[Given instruction]: Locate and copy all lines bearing the word "structured".

# # #

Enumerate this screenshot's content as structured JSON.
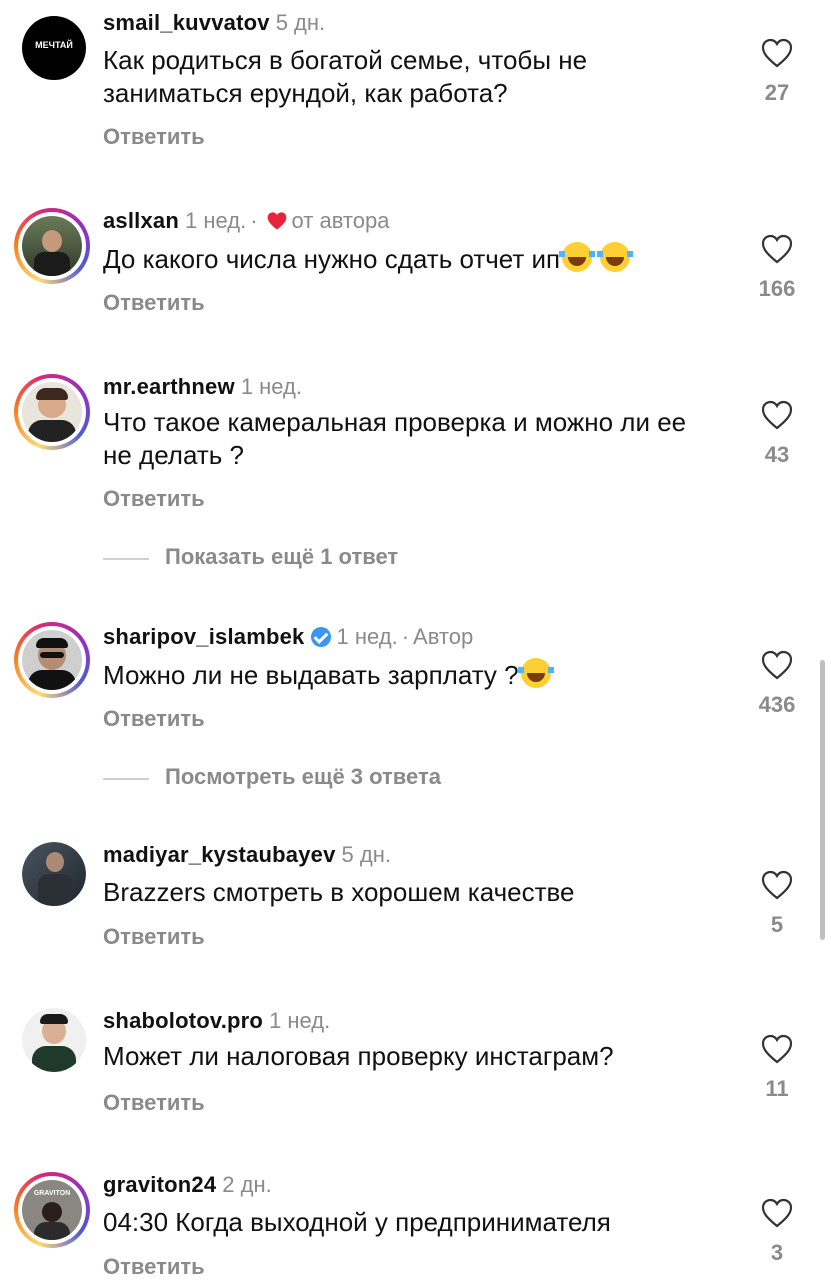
{
  "reply_label": "Ответить",
  "comments": [
    {
      "username": "smail_kuvvatov",
      "time": "5 дн.",
      "text": "Как родиться в богатой семье, чтобы не заниматься ерундой, как работа?",
      "likes": "27",
      "avatar_text": "МЕЧТАЙ"
    },
    {
      "username": "asllxan",
      "time": "1 нед.",
      "badge": "от автора",
      "text": "До какого числа нужно сдать отчет ип",
      "likes": "166"
    },
    {
      "username": "mr.earthnew",
      "time": "1 нед.",
      "text": "Что такое камеральная проверка и можно ли ее не делать ?",
      "likes": "43"
    },
    {
      "username": "sharipov_islambek",
      "time": "1 нед.",
      "badge": "Автор",
      "text": "Можно ли не выдавать зарплату ?",
      "likes": "436"
    },
    {
      "username": "madiyar_kystaubayev",
      "time": "5 дн.",
      "text": "Brazzers смотреть в хорошем качестве",
      "likes": "5"
    },
    {
      "username": "shabolotov.pro",
      "time": "1 нед.",
      "text": "Может ли налоговая проверку инстаграм?",
      "likes": "11"
    },
    {
      "username": "graviton24",
      "time": "2 дн.",
      "text": "04:30 Когда выходной у предпринимателя",
      "likes": "3",
      "avatar_text": "GRAVITON"
    }
  ],
  "more_replies": [
    {
      "label": "Показать ещё 1 ответ"
    },
    {
      "label": "Посмотреть ещё 3 ответа"
    }
  ]
}
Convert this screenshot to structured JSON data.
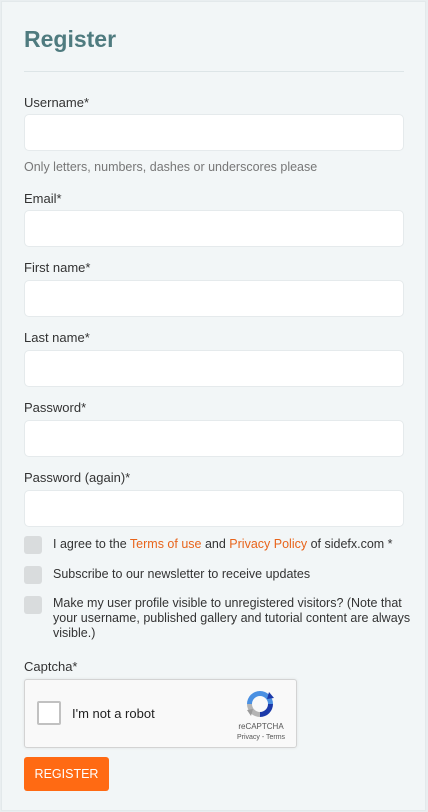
{
  "form": {
    "title": "Register",
    "username": {
      "label": "Username*",
      "value": "",
      "help": "Only letters, numbers, dashes or underscores please"
    },
    "email": {
      "label": "Email*",
      "value": ""
    },
    "first_name": {
      "label": "First name*",
      "value": ""
    },
    "last_name": {
      "label": "Last name*",
      "value": ""
    },
    "password": {
      "label": "Password*",
      "value": ""
    },
    "password_again": {
      "label": "Password (again)*",
      "value": ""
    },
    "terms": {
      "prefix": "I agree to the ",
      "terms_link": "Terms of use",
      "and": " and ",
      "privacy_link": "Privacy Policy",
      "suffix": " of sidefx.com *",
      "checked": false
    },
    "newsletter": {
      "label": "Subscribe to our newsletter to receive updates",
      "checked": false
    },
    "profile_visible": {
      "label": "Make my user profile visible to unregistered visitors? (Note that your username, published gallery and tutorial content are always visible.)",
      "checked": false
    },
    "captcha": {
      "label": "Captcha*",
      "checkbox_label": "I'm not a robot",
      "brand": "reCAPTCHA",
      "privacy": "Privacy",
      "separator": " - ",
      "terms": "Terms"
    },
    "submit_label": "REGISTER"
  },
  "colors": {
    "accent": "#ff6a13",
    "title": "#4f7b7f",
    "link": "#e8641b"
  }
}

# # #

[Answer to the exercise]:
Enumerate this screenshot's content as structured JSON.
Convert this screenshot to structured JSON data.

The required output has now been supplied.